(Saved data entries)
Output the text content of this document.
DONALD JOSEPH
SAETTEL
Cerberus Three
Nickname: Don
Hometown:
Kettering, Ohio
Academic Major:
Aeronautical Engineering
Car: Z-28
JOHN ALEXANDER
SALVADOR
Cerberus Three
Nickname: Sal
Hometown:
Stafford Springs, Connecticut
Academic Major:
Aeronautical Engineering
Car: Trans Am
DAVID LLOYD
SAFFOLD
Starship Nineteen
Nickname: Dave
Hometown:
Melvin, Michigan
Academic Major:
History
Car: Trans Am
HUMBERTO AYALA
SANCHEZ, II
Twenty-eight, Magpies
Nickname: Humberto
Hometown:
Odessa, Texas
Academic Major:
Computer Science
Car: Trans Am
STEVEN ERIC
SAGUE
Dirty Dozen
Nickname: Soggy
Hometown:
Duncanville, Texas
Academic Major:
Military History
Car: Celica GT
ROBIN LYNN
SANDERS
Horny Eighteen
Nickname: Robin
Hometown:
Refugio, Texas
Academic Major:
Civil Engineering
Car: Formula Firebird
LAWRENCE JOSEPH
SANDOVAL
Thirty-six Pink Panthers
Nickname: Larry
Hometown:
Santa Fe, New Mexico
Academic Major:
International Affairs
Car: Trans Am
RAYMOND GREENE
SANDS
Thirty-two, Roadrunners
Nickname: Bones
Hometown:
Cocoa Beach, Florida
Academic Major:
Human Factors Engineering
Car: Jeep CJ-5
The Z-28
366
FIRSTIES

What you have to do:
Can you give every line above again, exactly as written?

Exercise response:
Output the text content of this document.
DONALD JOSEPH
SAETTEL
Cerberus Three
Nickname: Don
Hometown:
Kettering, Ohio
Academic Major:
Aeronautical Engineering
Car: Z-28
JOHN ALEXANDER
SALVADOR
Cerberus Three
Nickname: Sal
Hometown:
Stafford Springs, Connecticut
Academic Major:
Aeronautical Engineering
Car: Trans Am
DAVID LLOYD
SAFFOLD
Starship Nineteen
Nickname: Dave
Hometown:
Melvin, Michigan
Academic Major:
History
Car: Trans Am
HUMBERTO AYALA
SANCHEZ, II
Twenty-eight, Magpies
Nickname: Humberto
Hometown:
Odessa, Texas
Academic Major:
Computer Science
Car: Trans Am
STEVEN ERIC
SAGUE
Dirty Dozen
Nickname: Soggy
Hometown:
Duncanville, Texas
Academic Major:
Military History
Car: Celica GT
ROBIN LYNN
SANDERS
Horny Eighteen
Nickname: Robin
Hometown:
Refugio, Texas
Academic Major:
Civil Engineering
Car: Formula Firebird
LAWRENCE JOSEPH
SANDOVAL
Thirty-six Pink Panthers
Nickname: Larry
Hometown:
Santa Fe, New Mexico
Academic Major:
International Affairs
Car: Trans Am
RAYMOND GREENE
SANDS
Thirty-two, Roadrunners
Nickname: Bones
Hometown:
Cocoa Beach, Florida
Academic Major:
Human Factors Engineering
Car: Jeep CJ-5
The Z-28
366
FIRSTIES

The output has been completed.